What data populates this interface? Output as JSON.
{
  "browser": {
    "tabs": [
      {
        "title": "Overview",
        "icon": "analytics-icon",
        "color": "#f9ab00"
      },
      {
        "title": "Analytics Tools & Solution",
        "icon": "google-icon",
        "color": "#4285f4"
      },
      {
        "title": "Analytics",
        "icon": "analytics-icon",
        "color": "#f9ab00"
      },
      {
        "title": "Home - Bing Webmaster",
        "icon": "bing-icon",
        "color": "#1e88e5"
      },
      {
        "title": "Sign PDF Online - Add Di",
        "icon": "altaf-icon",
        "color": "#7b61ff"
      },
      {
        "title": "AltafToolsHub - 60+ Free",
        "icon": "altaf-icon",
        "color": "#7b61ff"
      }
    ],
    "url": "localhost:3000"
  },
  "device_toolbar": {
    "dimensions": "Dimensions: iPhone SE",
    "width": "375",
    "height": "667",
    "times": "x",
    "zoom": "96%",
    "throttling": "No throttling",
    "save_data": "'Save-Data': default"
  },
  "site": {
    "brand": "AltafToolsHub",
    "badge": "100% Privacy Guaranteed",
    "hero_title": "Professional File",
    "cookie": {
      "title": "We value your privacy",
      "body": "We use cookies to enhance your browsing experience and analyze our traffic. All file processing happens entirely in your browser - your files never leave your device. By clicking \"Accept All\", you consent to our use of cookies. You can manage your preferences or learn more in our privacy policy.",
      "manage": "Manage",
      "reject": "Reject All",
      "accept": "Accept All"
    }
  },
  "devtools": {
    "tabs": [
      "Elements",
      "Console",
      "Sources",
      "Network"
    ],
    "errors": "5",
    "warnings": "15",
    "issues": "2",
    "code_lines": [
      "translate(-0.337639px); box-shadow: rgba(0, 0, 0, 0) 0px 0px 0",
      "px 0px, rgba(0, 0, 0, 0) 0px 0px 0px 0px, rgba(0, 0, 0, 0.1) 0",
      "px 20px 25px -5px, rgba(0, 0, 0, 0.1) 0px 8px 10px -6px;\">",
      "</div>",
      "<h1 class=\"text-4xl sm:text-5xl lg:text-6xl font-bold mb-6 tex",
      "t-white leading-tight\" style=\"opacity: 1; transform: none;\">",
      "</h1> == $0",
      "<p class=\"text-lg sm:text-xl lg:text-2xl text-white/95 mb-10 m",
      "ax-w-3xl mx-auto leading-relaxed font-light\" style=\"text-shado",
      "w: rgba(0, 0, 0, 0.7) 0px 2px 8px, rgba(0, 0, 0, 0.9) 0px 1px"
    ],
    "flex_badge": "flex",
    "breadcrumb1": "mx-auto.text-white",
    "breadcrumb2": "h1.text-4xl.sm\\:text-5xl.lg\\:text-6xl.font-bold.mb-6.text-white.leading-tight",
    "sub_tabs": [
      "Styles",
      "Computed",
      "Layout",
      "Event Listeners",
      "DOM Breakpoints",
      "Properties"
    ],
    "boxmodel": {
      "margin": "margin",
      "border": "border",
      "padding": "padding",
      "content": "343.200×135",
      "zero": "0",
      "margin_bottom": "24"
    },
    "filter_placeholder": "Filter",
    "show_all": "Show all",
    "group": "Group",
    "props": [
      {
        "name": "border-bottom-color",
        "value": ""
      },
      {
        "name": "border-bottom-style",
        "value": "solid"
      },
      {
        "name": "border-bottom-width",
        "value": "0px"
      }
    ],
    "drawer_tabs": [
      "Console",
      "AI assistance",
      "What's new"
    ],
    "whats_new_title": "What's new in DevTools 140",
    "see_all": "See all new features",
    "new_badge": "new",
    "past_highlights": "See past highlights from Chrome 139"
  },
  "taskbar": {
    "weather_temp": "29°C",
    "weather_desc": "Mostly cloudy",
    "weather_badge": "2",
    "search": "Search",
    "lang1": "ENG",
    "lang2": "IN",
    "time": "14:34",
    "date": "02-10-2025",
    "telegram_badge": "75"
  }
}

○ ○ ○

» **Prompt**:
Every record above should be copied exactly.

» **Task answer**:
What data populates this interface? Output as JSON.
{
  "browser": {
    "tabs": [
      {
        "title": "Overview",
        "icon": "analytics-icon",
        "color": "#f9ab00"
      },
      {
        "title": "Analytics Tools & Solution",
        "icon": "google-icon",
        "color": "#4285f4"
      },
      {
        "title": "Analytics",
        "icon": "analytics-icon",
        "color": "#f9ab00"
      },
      {
        "title": "Home - Bing Webmaster",
        "icon": "bing-icon",
        "color": "#1e88e5"
      },
      {
        "title": "Sign PDF Online - Add Di",
        "icon": "altaf-icon",
        "color": "#7b61ff"
      },
      {
        "title": "AltafToolsHub - 60+ Free",
        "icon": "altaf-icon",
        "color": "#7b61ff"
      }
    ],
    "url": "localhost:3000"
  },
  "device_toolbar": {
    "dimensions": "Dimensions: iPhone SE",
    "width": "375",
    "height": "667",
    "times": "x",
    "zoom": "96%",
    "throttling": "No throttling",
    "save_data": "'Save-Data': default"
  },
  "site": {
    "brand": "AltafToolsHub",
    "badge": "100% Privacy Guaranteed",
    "hero_title": "Professional File",
    "cookie": {
      "title": "We value your privacy",
      "body": "We use cookies to enhance your browsing experience and analyze our traffic. All file processing happens entirely in your browser - your files never leave your device. By clicking \"Accept All\", you consent to our use of cookies. You can manage your preferences or learn more in our privacy policy.",
      "manage": "Manage",
      "reject": "Reject All",
      "accept": "Accept All"
    }
  },
  "devtools": {
    "tabs": [
      "Elements",
      "Console",
      "Sources",
      "Network"
    ],
    "errors": "5",
    "warnings": "15",
    "issues": "2",
    "code_lines": [
      "translate(-0.337639px); box-shadow: rgba(0, 0, 0, 0) 0px 0px 0",
      "px 0px, rgba(0, 0, 0, 0) 0px 0px 0px 0px, rgba(0, 0, 0, 0.1) 0",
      "px 20px 25px -5px, rgba(0, 0, 0, 0.1) 0px 8px 10px -6px;\">",
      "</div>",
      "<h1 class=\"text-4xl sm:text-5xl lg:text-6xl font-bold mb-6 tex",
      "t-white leading-tight\" style=\"opacity: 1; transform: none;\">",
      "</h1> == $0",
      "<p class=\"text-lg sm:text-xl lg:text-2xl text-white/95 mb-10 m",
      "ax-w-3xl mx-auto leading-relaxed font-light\" style=\"text-shado",
      "w: rgba(0, 0, 0, 0.7) 0px 2px 8px, rgba(0, 0, 0, 0.9) 0px 1px"
    ],
    "flex_badge": "flex",
    "breadcrumb1": "mx-auto.text-white",
    "breadcrumb2": "h1.text-4xl.sm\\:text-5xl.lg\\:text-6xl.font-bold.mb-6.text-white.leading-tight",
    "sub_tabs": [
      "Styles",
      "Computed",
      "Layout",
      "Event Listeners",
      "DOM Breakpoints",
      "Properties"
    ],
    "boxmodel": {
      "margin": "margin",
      "border": "border",
      "padding": "padding",
      "content": "343.200×135",
      "zero": "0",
      "margin_bottom": "24"
    },
    "filter_placeholder": "Filter",
    "show_all": "Show all",
    "group": "Group",
    "props": [
      {
        "name": "border-bottom-color",
        "value": ""
      },
      {
        "name": "border-bottom-style",
        "value": "solid"
      },
      {
        "name": "border-bottom-width",
        "value": "0px"
      }
    ],
    "drawer_tabs": [
      "Console",
      "AI assistance",
      "What's new"
    ],
    "whats_new_title": "What's new in DevTools 140",
    "see_all": "See all new features",
    "new_badge": "new",
    "past_highlights": "See past highlights from Chrome 139"
  },
  "taskbar": {
    "weather_temp": "29°C",
    "weather_desc": "Mostly cloudy",
    "weather_badge": "2",
    "search": "Search",
    "lang1": "ENG",
    "lang2": "IN",
    "time": "14:34",
    "date": "02-10-2025",
    "telegram_badge": "75"
  }
}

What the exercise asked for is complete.